→ EXERCISE: Gather every line from the entries below that includes "Mouse".

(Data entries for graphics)
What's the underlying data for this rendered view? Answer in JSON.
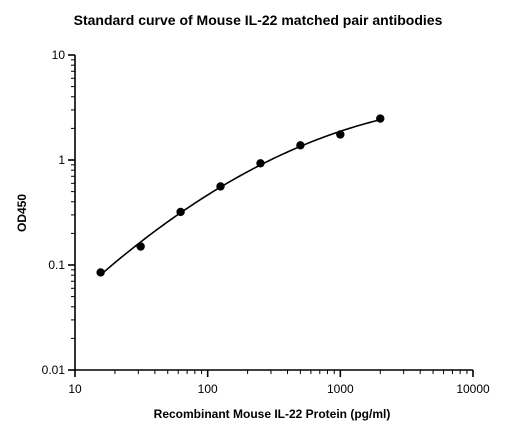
{
  "chart_data": {
    "type": "scatter",
    "title": "Standard curve of Mouse IL-22 matched pair antibodies",
    "xlabel": "Recombinant Mouse IL-22 Protein (pg/ml)",
    "ylabel": "OD450",
    "x_scale": "log",
    "y_scale": "log",
    "xlim": [
      10,
      10000
    ],
    "ylim": [
      0.01,
      10
    ],
    "x_ticks": [
      "10",
      "100",
      "1000",
      "10000"
    ],
    "y_ticks": [
      "0.01",
      "0.1",
      "1",
      "10"
    ],
    "grid": false,
    "series": [
      {
        "x": [
          15.6,
          31.25,
          62.5,
          125,
          250,
          500,
          1000,
          2000
        ],
        "y": [
          0.085,
          0.15,
          0.32,
          0.56,
          0.93,
          1.38,
          1.75,
          2.48
        ]
      }
    ],
    "fit_curve": true,
    "colors": {
      "marker": "#000000",
      "line": "#000000"
    }
  }
}
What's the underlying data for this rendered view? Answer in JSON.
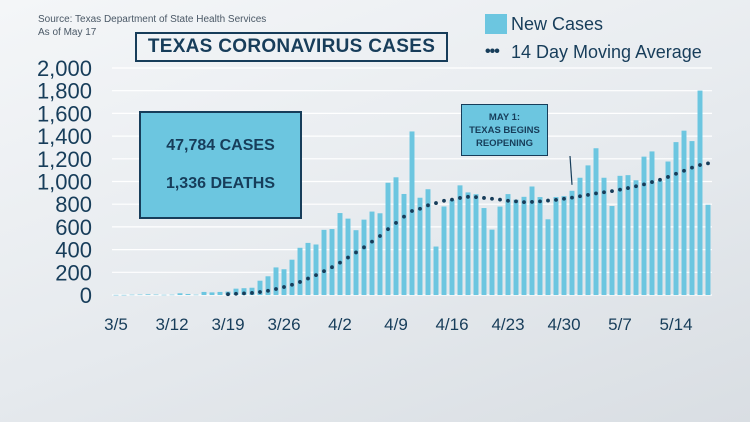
{
  "source": {
    "line1": "Source: Texas Department of State Health Services",
    "line2": "As of May 17"
  },
  "stats": {
    "cases": "47,784 CASES",
    "deaths": "1,336 DEATHS"
  },
  "annotation": {
    "line1": "MAY 1:",
    "line2": "TEXAS BEGINS",
    "line3": "REOPENING"
  },
  "colors": {
    "bar": "#6cc6e0",
    "dots": "#173d5a",
    "text": "#173d5a"
  },
  "chart_data": {
    "type": "bar",
    "title": "TEXAS CORONAVIRUS CASES",
    "xlabel": "",
    "ylabel": "",
    "ylim": [
      0,
      2000
    ],
    "yticks": [
      0,
      200,
      400,
      600,
      800,
      1000,
      1200,
      1400,
      1600,
      1800,
      2000
    ],
    "ytick_labels": [
      "0",
      "200",
      "400",
      "600",
      "800",
      "1,000",
      "1,200",
      "1,400",
      "1,600",
      "1,800",
      "2,000"
    ],
    "xtick_labels": [
      "3/5",
      "3/12",
      "3/19",
      "3/26",
      "4/2",
      "4/9",
      "4/16",
      "4/23",
      "4/30",
      "5/7",
      "5/14"
    ],
    "xtick_index": [
      0,
      7,
      14,
      21,
      28,
      35,
      42,
      49,
      56,
      63,
      70
    ],
    "grid": true,
    "legend_position": "top-right",
    "series": [
      {
        "name": "New Cases",
        "type": "bar",
        "values": [
          1,
          1,
          3,
          4,
          6,
          4,
          2,
          3,
          15,
          9,
          3,
          27,
          23,
          27,
          30,
          56,
          60,
          64,
          126,
          165,
          243,
          227,
          311,
          416,
          459,
          445,
          574,
          581,
          722,
          673,
          571,
          664,
          735,
          720,
          989,
          1037,
          890,
          1441,
          857,
          932,
          427,
          780,
          838,
          966,
          904,
          888,
          766,
          576,
          779,
          889,
          840,
          865,
          956,
          863,
          667,
          863,
          871,
          918,
          1033,
          1142,
          1293,
          1033,
          784,
          1050,
          1056,
          1011,
          1219,
          1265,
          1005,
          1176,
          1347,
          1448,
          1356,
          1801,
          795
        ]
      },
      {
        "name": "14 Day Moving Average",
        "type": "line",
        "values": [
          null,
          null,
          null,
          null,
          null,
          null,
          null,
          null,
          null,
          null,
          null,
          null,
          null,
          null,
          7,
          11,
          14,
          18,
          26,
          37,
          53,
          70,
          90,
          115,
          145,
          175,
          210,
          245,
          285,
          330,
          375,
          420,
          470,
          520,
          580,
          635,
          690,
          740,
          760,
          790,
          810,
          830,
          840,
          855,
          865,
          862,
          855,
          848,
          840,
          830,
          825,
          818,
          820,
          825,
          832,
          838,
          848,
          858,
          870,
          882,
          895,
          905,
          915,
          928,
          942,
          958,
          975,
          995,
          1015,
          1040,
          1068,
          1095,
          1122,
          1145,
          1160
        ]
      }
    ]
  }
}
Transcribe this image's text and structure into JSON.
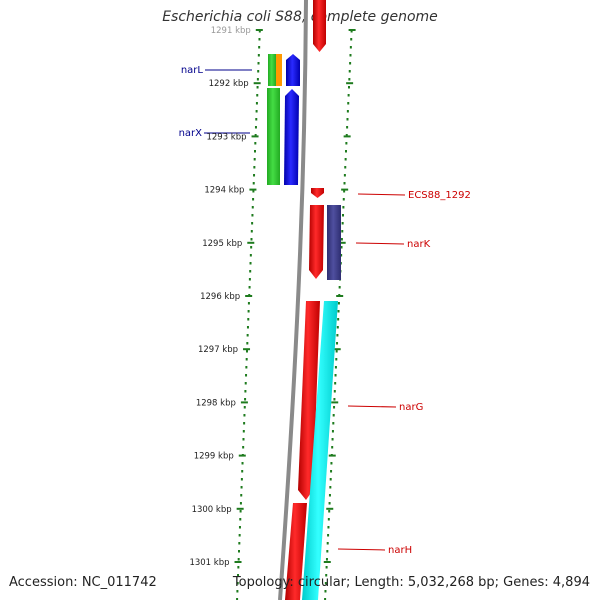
{
  "title": "Escherichia coli S88, complete genome",
  "accession": "Accession: NC_011742",
  "summary": "Topology: circular; Length: 5,032,268 bp; Genes: 4,894",
  "ruler": {
    "unit": "kbp",
    "ticks": [
      "1291 kbp",
      "1292 kbp",
      "1293 kbp",
      "1294 kbp",
      "1295 kbp",
      "1296 kbp",
      "1297 kbp",
      "1298 kbp",
      "1299 kbp",
      "1300 kbp",
      "1301 kbp"
    ]
  },
  "genes_left": [
    {
      "name": "narL",
      "color": "#00008b"
    },
    {
      "name": "narX",
      "color": "#00008b"
    }
  ],
  "genes_right": [
    {
      "name": "ECS88_1292",
      "color": "#cc0000"
    },
    {
      "name": "narK",
      "color": "#cc0000"
    },
    {
      "name": "narG",
      "color": "#cc0000"
    },
    {
      "name": "narH",
      "color": "#cc0000"
    }
  ],
  "colors": {
    "tick_dots": "#1e7b1e",
    "backbone": "#888888",
    "gene_red": "#ff0000",
    "gene_blue": "#0000ff",
    "gene_green": "#33cc33",
    "gene_orange": "#ff9900",
    "gene_purple": "#3f3f8f",
    "gene_cyan": "#00ffff"
  }
}
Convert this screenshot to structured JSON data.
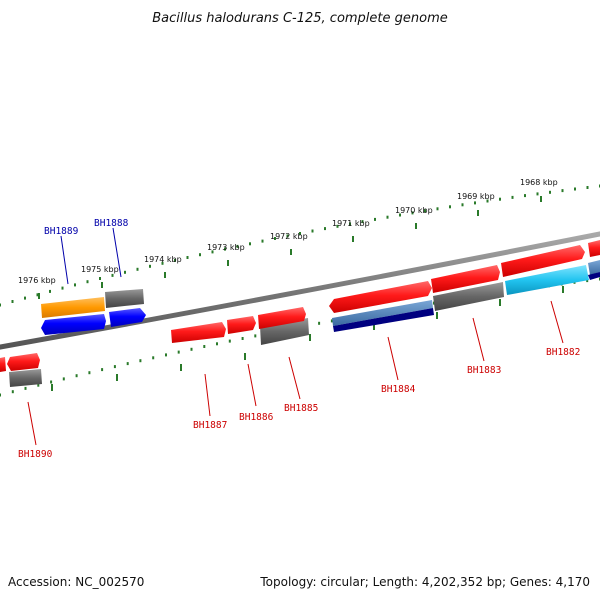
{
  "title": "Bacillus halodurans C-125, complete genome",
  "footer": {
    "accession": "Accession: NC_002570",
    "summary": "Topology: circular; Length: 4,202,352 bp; Genes: 4,170"
  },
  "scale": {
    "ticks": [
      "1968 kbp",
      "1969 kbp",
      "1970 kbp",
      "1971 kbp",
      "1972 kbp",
      "1973 kbp",
      "1974 kbp",
      "1975 kbp",
      "1976 kbp"
    ]
  },
  "genes": [
    {
      "label": "BH1882",
      "color": "#cc0000"
    },
    {
      "label": "BH1883",
      "color": "#cc0000"
    },
    {
      "label": "BH1884",
      "color": "#cc0000"
    },
    {
      "label": "BH1885",
      "color": "#cc0000"
    },
    {
      "label": "BH1886",
      "color": "#cc0000"
    },
    {
      "label": "BH1887",
      "color": "#cc0000"
    },
    {
      "label": "BH1888",
      "color": "#0000aa"
    },
    {
      "label": "BH1889",
      "color": "#0000aa"
    },
    {
      "label": "BH1890",
      "color": "#cc0000"
    }
  ],
  "colors": {
    "backbone": "#777777",
    "scale_dots": "#2a7a2a",
    "cds_red": "#ff1a1a",
    "cds_blue": "#0000ff",
    "cds_orange": "#ff9900",
    "cds_cyan": "#22c4f0",
    "cds_steel": "#4a7fb5",
    "cds_navy": "#000080",
    "cds_gray": "#666666"
  }
}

→ RESULT BELOW:
    "title": "Standard curve of Mouse IL-22 matched pair antibodies",
    "xlabel": "Recombinant Mouse IL-22 Protein (pg/ml)",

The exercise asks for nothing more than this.